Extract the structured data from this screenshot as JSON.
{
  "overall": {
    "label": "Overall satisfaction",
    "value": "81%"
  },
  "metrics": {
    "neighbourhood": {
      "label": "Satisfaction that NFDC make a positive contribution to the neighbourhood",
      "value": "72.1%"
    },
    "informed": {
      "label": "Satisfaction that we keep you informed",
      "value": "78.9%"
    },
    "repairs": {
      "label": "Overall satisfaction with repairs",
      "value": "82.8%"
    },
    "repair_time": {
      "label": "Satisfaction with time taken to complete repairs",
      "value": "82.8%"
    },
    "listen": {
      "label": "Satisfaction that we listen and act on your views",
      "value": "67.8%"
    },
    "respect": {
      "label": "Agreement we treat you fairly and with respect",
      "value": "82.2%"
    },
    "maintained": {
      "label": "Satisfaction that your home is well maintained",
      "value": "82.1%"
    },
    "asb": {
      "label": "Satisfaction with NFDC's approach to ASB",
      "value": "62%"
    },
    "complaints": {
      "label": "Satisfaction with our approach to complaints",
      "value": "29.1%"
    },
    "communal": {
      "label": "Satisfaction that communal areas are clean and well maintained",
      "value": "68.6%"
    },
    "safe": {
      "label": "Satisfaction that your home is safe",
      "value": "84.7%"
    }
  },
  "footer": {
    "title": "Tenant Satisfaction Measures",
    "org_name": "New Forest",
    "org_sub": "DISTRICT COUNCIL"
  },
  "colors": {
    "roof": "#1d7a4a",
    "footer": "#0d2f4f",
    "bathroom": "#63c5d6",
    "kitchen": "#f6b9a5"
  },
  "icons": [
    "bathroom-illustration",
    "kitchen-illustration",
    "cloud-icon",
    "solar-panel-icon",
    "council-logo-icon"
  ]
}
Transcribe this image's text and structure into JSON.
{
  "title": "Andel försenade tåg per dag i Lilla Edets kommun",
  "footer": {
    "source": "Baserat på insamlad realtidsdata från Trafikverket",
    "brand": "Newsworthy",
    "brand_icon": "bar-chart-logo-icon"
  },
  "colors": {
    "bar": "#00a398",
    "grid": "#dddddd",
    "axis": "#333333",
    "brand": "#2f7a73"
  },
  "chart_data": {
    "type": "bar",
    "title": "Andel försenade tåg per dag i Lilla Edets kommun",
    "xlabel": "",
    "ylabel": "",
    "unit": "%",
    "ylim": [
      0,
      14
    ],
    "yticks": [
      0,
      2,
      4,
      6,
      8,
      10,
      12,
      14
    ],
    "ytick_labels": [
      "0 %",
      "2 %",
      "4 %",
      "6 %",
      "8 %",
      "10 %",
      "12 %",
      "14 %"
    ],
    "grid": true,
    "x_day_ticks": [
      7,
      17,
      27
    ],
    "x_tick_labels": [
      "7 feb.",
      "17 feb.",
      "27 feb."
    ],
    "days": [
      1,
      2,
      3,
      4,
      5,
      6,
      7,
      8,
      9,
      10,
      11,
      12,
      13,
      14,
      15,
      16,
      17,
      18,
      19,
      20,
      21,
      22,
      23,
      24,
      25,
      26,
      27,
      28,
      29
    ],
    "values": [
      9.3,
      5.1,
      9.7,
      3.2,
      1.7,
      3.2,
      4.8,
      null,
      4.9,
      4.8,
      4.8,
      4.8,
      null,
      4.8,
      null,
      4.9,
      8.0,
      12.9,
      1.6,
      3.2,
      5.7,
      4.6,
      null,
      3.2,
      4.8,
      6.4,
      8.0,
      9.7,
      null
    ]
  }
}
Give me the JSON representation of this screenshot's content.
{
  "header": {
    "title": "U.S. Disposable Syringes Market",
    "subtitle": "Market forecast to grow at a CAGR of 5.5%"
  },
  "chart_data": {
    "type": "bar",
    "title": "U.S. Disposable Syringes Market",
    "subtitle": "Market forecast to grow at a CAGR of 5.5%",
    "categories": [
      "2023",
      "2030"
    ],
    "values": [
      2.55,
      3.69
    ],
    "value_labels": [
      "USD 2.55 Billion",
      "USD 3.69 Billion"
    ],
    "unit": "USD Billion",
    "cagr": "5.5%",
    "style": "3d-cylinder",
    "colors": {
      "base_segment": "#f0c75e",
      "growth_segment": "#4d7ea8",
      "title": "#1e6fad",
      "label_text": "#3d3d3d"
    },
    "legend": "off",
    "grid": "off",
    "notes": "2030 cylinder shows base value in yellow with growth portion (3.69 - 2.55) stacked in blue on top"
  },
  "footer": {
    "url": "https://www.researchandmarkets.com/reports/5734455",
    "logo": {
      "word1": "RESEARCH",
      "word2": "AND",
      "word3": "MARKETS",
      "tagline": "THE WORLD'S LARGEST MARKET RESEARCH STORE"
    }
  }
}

→ Problem details: Repeat the data precisely, line by line.

→ Expected answer:
Extract the structured data from this screenshot as JSON.
{
  "overall": {
    "label": "Overall satisfaction",
    "value": "81%"
  },
  "metrics": {
    "neighbourhood": {
      "label": "Satisfaction that NFDC make a positive contribution to the neighbourhood",
      "value": "72.1%"
    },
    "informed": {
      "label": "Satisfaction that we keep you informed",
      "value": "78.9%"
    },
    "repairs": {
      "label": "Overall satisfaction with repairs",
      "value": "82.8%"
    },
    "repair_time": {
      "label": "Satisfaction with time taken to complete repairs",
      "value": "82.8%"
    },
    "listen": {
      "label": "Satisfaction that we listen and act on your views",
      "value": "67.8%"
    },
    "respect": {
      "label": "Agreement we treat you fairly and with respect",
      "value": "82.2%"
    },
    "maintained": {
      "label": "Satisfaction that your home is well maintained",
      "value": "82.1%"
    },
    "asb": {
      "label": "Satisfaction with NFDC's approach to ASB",
      "value": "62%"
    },
    "complaints": {
      "label": "Satisfaction with our approach to complaints",
      "value": "29.1%"
    },
    "communal": {
      "label": "Satisfaction that communal areas are clean and well maintained",
      "value": "68.6%"
    },
    "safe": {
      "label": "Satisfaction that your home is safe",
      "value": "84.7%"
    }
  },
  "footer": {
    "title": "Tenant Satisfaction Measures",
    "org_name": "New Forest",
    "org_sub": "DISTRICT COUNCIL"
  },
  "colors": {
    "roof": "#1d7a4a",
    "footer": "#0d2f4f",
    "bathroom": "#63c5d6",
    "kitchen": "#f6b9a5"
  },
  "icons": [
    "bathroom-illustration",
    "kitchen-illustration",
    "cloud-icon",
    "solar-panel-icon",
    "council-logo-icon"
  ]
}
Transcribe this image's text and structure into JSON.
{
  "title": "Andel försenade tåg per dag i Lilla Edets kommun",
  "footer": {
    "source": "Baserat på insamlad realtidsdata från Trafikverket",
    "brand": "Newsworthy",
    "brand_icon": "bar-chart-logo-icon"
  },
  "colors": {
    "bar": "#00a398",
    "grid": "#dddddd",
    "axis": "#333333",
    "brand": "#2f7a73"
  },
  "chart_data": {
    "type": "bar",
    "title": "Andel försenade tåg per dag i Lilla Edets kommun",
    "xlabel": "",
    "ylabel": "",
    "unit": "%",
    "ylim": [
      0,
      14
    ],
    "yticks": [
      0,
      2,
      4,
      6,
      8,
      10,
      12,
      14
    ],
    "ytick_labels": [
      "0 %",
      "2 %",
      "4 %",
      "6 %",
      "8 %",
      "10 %",
      "12 %",
      "14 %"
    ],
    "grid": true,
    "x_day_ticks": [
      7,
      17,
      27
    ],
    "x_tick_labels": [
      "7 feb.",
      "17 feb.",
      "27 feb."
    ],
    "days": [
      1,
      2,
      3,
      4,
      5,
      6,
      7,
      8,
      9,
      10,
      11,
      12,
      13,
      14,
      15,
      16,
      17,
      18,
      19,
      20,
      21,
      22,
      23,
      24,
      25,
      26,
      27,
      28,
      29
    ],
    "values": [
      9.3,
      5.1,
      9.7,
      3.2,
      1.7,
      3.2,
      4.8,
      null,
      4.9,
      4.8,
      4.8,
      4.8,
      null,
      4.8,
      null,
      4.9,
      8.0,
      12.9,
      1.6,
      3.2,
      5.7,
      4.6,
      null,
      3.2,
      4.8,
      6.4,
      8.0,
      9.7,
      null
    ]
  }
}
Give me the JSON representation of this screenshot's content.
{
  "header": {
    "title": "U.S. Disposable Syringes Market",
    "subtitle": "Market forecast to grow at a CAGR of 5.5%"
  },
  "chart_data": {
    "type": "bar",
    "title": "U.S. Disposable Syringes Market",
    "subtitle": "Market forecast to grow at a CAGR of 5.5%",
    "categories": [
      "2023",
      "2030"
    ],
    "values": [
      2.55,
      3.69
    ],
    "value_labels": [
      "USD 2.55 Billion",
      "USD 3.69 Billion"
    ],
    "unit": "USD Billion",
    "cagr": "5.5%",
    "style": "3d-cylinder",
    "colors": {
      "base_segment": "#f0c75e",
      "growth_segment": "#4d7ea8",
      "title": "#1e6fad",
      "label_text": "#3d3d3d"
    },
    "legend": "off",
    "grid": "off",
    "notes": "2030 cylinder shows base value in yellow with growth portion (3.69 - 2.55) stacked in blue on top"
  },
  "footer": {
    "url": "https://www.researchandmarkets.com/reports/5734455",
    "logo": {
      "word1": "RESEARCH",
      "word2": "AND",
      "word3": "MARKETS",
      "tagline": "THE WORLD'S LARGEST MARKET RESEARCH STORE"
    }
  }
}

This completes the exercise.